TASK DETAILS - Pick out and copy every line below that has the word "Hawkes".

LISTING -
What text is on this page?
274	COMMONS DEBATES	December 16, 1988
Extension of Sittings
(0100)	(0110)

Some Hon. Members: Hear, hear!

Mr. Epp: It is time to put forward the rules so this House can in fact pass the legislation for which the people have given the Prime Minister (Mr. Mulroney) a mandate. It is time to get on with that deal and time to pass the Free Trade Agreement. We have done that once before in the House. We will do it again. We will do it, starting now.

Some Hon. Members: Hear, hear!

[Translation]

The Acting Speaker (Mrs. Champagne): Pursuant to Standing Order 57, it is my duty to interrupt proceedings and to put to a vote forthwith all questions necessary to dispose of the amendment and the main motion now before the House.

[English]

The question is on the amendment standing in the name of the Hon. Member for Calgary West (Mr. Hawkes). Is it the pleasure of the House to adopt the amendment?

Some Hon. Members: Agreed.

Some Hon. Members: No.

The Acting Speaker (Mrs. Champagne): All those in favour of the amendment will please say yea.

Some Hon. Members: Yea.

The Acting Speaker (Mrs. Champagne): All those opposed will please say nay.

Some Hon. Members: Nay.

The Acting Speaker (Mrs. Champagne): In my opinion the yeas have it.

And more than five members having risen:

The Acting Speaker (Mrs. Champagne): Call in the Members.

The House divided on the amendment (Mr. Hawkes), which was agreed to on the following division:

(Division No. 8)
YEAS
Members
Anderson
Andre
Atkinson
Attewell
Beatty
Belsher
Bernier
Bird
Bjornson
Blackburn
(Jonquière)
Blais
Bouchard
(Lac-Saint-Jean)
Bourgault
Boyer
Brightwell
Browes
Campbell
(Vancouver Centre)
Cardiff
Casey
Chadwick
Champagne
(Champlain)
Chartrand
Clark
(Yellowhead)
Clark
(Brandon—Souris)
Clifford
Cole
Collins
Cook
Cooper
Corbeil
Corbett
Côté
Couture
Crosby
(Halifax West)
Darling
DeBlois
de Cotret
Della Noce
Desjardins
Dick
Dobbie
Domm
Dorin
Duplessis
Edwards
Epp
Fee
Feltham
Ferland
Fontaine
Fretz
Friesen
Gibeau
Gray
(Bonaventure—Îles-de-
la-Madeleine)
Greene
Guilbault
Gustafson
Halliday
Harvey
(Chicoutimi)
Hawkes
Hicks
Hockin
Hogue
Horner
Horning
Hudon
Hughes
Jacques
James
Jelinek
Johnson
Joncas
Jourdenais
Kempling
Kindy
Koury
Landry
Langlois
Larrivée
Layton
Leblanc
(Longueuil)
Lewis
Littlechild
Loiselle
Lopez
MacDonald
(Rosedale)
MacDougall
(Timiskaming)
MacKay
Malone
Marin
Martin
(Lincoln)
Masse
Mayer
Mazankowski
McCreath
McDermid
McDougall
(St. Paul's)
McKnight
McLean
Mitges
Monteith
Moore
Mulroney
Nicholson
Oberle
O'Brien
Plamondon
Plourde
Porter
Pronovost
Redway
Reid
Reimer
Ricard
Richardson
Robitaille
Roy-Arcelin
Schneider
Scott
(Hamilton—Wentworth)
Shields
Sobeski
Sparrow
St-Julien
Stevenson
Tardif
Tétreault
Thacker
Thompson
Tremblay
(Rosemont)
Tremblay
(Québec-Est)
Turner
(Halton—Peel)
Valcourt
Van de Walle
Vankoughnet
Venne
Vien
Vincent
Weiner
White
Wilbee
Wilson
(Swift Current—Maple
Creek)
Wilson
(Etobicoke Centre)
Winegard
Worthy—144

ANSWER FOR THE TASK -
The question is on the amendment standing in the name of the Hon. Member for Calgary West (Mr. Hawkes). Is it the pleasure of the House to adopt the amendment?
The House divided on the amendment (Mr. Hawkes), which was agreed to on the following division:
Hawkes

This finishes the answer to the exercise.